Exercise task: Copy every line that mentions the word "Unlimited".

Dataset excerpts:
++++

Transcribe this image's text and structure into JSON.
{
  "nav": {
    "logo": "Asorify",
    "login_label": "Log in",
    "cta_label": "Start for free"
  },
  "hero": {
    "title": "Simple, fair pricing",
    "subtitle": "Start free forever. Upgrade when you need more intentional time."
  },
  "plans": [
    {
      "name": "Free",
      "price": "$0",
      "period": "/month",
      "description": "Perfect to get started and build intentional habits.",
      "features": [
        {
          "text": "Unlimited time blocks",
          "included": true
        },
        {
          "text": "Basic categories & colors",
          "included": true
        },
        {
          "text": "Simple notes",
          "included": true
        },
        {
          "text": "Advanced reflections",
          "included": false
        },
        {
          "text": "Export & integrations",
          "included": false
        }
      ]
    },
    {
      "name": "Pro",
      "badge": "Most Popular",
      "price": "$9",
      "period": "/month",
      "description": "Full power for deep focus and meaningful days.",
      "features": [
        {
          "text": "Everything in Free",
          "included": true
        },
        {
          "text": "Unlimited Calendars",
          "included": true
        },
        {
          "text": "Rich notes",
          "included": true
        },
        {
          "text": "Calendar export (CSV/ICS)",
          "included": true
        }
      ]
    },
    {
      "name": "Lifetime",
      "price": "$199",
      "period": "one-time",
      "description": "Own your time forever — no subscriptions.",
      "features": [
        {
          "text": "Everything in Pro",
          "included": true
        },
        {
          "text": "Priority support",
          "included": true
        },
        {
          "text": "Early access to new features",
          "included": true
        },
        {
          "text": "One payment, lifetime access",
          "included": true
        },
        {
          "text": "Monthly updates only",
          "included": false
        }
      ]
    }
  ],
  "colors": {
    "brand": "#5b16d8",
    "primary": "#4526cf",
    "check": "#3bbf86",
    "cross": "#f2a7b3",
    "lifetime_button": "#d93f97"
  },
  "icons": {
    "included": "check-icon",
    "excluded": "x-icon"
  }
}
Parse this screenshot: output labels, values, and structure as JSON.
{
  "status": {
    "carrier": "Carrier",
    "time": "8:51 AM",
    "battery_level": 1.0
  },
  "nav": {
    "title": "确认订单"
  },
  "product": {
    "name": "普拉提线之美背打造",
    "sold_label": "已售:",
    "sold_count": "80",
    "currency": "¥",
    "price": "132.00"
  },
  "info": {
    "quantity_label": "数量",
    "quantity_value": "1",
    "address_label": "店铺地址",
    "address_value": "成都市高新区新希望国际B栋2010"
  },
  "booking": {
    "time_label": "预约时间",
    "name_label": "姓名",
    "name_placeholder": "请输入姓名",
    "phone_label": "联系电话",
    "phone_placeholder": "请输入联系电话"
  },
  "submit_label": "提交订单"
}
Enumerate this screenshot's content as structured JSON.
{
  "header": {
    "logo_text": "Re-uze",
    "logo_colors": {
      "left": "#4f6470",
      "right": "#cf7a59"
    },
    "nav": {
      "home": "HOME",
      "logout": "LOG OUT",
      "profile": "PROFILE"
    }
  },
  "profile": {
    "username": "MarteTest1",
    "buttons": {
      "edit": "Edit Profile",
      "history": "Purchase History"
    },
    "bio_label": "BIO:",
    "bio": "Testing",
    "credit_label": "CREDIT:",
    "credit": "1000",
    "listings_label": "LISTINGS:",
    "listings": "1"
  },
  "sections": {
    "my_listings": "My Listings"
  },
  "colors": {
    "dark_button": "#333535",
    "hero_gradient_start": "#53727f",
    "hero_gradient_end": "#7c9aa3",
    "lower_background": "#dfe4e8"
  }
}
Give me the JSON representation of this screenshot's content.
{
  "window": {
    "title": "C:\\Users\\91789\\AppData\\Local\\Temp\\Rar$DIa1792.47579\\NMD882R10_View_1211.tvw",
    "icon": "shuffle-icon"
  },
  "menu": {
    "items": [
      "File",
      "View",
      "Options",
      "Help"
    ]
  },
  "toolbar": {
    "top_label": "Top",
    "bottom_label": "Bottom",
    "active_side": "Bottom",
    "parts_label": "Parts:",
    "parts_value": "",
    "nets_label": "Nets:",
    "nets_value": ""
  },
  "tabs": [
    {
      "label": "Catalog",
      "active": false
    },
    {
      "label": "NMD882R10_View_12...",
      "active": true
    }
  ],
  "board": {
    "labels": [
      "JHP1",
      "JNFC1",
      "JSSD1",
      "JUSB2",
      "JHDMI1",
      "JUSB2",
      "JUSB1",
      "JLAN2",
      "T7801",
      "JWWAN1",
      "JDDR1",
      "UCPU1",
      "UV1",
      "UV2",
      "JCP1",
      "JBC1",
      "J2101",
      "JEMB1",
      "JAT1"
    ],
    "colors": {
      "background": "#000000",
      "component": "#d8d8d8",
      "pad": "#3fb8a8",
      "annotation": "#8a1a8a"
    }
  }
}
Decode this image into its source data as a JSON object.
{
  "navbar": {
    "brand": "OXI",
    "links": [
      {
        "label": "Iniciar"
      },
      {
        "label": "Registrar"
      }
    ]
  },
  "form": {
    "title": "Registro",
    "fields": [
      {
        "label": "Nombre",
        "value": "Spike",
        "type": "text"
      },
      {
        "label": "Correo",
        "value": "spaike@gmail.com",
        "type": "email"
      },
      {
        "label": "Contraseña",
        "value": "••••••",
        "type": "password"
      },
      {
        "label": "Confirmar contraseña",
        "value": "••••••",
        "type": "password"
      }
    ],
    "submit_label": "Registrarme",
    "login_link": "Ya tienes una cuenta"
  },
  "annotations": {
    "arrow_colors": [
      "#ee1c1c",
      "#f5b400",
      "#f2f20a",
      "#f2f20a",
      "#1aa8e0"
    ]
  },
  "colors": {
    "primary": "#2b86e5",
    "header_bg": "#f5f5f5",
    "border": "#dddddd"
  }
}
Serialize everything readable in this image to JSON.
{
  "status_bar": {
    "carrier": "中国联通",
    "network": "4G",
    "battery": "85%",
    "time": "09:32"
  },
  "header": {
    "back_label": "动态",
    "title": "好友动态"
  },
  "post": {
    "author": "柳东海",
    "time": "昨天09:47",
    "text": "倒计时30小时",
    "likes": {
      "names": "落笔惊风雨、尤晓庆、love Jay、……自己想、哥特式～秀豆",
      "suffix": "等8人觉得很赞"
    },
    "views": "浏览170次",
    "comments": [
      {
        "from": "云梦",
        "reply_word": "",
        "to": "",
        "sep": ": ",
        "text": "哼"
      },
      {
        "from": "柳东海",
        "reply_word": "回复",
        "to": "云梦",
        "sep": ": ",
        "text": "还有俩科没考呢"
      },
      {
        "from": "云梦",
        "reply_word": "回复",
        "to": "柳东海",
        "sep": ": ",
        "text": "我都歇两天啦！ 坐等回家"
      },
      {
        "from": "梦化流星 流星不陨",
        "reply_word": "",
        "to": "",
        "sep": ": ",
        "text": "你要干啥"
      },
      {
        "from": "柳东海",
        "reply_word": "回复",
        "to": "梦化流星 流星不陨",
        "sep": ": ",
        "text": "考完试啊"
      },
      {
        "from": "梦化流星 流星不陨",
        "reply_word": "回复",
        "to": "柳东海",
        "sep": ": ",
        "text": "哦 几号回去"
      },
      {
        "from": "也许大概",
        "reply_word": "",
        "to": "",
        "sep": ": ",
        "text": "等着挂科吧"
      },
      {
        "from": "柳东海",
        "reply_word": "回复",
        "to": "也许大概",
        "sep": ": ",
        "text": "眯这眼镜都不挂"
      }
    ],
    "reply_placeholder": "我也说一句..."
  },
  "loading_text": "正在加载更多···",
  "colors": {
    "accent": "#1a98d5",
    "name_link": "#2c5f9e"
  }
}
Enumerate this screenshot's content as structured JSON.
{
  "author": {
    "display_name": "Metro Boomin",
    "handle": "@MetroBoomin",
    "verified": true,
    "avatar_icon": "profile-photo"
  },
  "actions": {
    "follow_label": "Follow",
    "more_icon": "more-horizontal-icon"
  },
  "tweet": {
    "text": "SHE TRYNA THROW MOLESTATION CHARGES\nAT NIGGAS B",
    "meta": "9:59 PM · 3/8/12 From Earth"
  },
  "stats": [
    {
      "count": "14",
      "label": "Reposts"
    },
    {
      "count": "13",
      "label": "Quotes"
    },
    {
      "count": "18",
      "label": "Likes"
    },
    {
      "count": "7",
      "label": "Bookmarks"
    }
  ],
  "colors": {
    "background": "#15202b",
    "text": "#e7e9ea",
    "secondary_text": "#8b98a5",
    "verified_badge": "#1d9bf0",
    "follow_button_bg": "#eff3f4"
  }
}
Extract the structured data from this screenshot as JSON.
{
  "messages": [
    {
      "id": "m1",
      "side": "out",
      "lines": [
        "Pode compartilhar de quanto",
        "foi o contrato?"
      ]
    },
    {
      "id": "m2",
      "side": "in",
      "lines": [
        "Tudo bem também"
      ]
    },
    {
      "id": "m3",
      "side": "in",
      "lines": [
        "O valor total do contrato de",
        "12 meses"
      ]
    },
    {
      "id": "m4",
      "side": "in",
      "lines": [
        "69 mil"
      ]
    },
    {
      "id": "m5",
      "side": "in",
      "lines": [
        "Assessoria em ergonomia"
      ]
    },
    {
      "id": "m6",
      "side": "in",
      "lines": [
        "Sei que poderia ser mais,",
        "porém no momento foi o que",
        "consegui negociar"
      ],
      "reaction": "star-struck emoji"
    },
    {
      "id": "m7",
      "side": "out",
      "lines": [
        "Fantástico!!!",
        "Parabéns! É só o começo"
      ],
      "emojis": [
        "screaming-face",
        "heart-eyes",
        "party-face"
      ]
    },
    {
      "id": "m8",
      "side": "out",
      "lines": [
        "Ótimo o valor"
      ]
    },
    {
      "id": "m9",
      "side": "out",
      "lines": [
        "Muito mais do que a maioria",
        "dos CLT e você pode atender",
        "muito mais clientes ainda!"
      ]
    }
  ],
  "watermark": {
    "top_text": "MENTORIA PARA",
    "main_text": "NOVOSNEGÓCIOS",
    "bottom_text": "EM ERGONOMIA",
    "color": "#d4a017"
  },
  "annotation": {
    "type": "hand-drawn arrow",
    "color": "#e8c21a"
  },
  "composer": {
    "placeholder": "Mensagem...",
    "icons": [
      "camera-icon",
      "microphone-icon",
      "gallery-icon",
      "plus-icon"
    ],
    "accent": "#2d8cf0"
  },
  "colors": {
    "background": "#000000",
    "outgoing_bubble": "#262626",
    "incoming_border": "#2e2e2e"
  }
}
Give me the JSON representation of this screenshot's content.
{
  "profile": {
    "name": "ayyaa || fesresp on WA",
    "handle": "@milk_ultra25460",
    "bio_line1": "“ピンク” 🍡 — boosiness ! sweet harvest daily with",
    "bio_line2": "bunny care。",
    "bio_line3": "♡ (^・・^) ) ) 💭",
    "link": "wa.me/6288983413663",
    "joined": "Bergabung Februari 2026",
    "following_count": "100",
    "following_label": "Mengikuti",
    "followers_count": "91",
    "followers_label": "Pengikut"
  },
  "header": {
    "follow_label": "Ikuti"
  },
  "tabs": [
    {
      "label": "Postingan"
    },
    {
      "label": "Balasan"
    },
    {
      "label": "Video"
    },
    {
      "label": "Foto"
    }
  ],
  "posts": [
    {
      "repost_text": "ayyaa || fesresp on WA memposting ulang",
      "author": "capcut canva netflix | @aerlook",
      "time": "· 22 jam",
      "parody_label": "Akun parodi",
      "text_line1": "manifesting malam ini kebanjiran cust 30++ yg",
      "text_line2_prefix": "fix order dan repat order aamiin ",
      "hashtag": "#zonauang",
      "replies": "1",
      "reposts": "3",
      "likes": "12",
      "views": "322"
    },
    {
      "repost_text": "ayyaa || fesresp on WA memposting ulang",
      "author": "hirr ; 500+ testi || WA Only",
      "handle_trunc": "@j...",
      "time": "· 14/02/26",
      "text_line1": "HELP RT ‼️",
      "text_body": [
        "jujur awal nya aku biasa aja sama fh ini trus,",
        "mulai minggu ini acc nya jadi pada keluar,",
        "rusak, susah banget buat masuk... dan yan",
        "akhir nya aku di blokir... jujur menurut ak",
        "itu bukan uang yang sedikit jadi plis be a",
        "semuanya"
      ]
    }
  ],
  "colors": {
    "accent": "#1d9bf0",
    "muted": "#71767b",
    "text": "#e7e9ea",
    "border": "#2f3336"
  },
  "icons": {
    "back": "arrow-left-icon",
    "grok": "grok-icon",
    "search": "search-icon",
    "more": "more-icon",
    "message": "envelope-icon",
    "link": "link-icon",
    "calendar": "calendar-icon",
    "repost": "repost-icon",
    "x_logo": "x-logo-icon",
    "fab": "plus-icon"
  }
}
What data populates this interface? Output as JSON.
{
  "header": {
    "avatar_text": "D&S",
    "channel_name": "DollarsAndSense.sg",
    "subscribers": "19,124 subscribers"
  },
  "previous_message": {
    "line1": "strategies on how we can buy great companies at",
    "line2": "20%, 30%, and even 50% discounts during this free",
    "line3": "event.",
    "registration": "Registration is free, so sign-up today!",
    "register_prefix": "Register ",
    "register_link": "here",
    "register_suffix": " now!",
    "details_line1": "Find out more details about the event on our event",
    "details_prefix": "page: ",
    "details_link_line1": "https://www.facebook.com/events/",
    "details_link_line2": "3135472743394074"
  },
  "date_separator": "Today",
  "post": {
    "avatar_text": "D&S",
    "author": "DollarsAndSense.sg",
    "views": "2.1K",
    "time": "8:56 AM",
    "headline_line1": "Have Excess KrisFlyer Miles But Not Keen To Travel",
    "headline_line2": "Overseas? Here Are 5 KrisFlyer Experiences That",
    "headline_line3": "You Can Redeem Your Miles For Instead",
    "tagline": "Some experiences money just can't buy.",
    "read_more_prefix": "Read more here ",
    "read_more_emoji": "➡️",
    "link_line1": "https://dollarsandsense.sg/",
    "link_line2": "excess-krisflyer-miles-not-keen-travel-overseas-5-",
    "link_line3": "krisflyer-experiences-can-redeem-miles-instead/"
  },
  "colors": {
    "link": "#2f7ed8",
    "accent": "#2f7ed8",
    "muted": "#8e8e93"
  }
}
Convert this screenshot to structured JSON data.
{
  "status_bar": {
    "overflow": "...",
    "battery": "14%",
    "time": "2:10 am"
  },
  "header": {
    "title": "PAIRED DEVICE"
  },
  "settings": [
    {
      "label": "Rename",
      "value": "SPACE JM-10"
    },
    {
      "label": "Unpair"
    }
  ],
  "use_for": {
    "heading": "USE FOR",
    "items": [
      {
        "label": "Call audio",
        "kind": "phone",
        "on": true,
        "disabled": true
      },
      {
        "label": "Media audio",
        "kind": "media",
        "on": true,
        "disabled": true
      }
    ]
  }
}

++++

Finished exercise:
          "text": "Unlimited time blocks",
          "text": "Unlimited Calendars",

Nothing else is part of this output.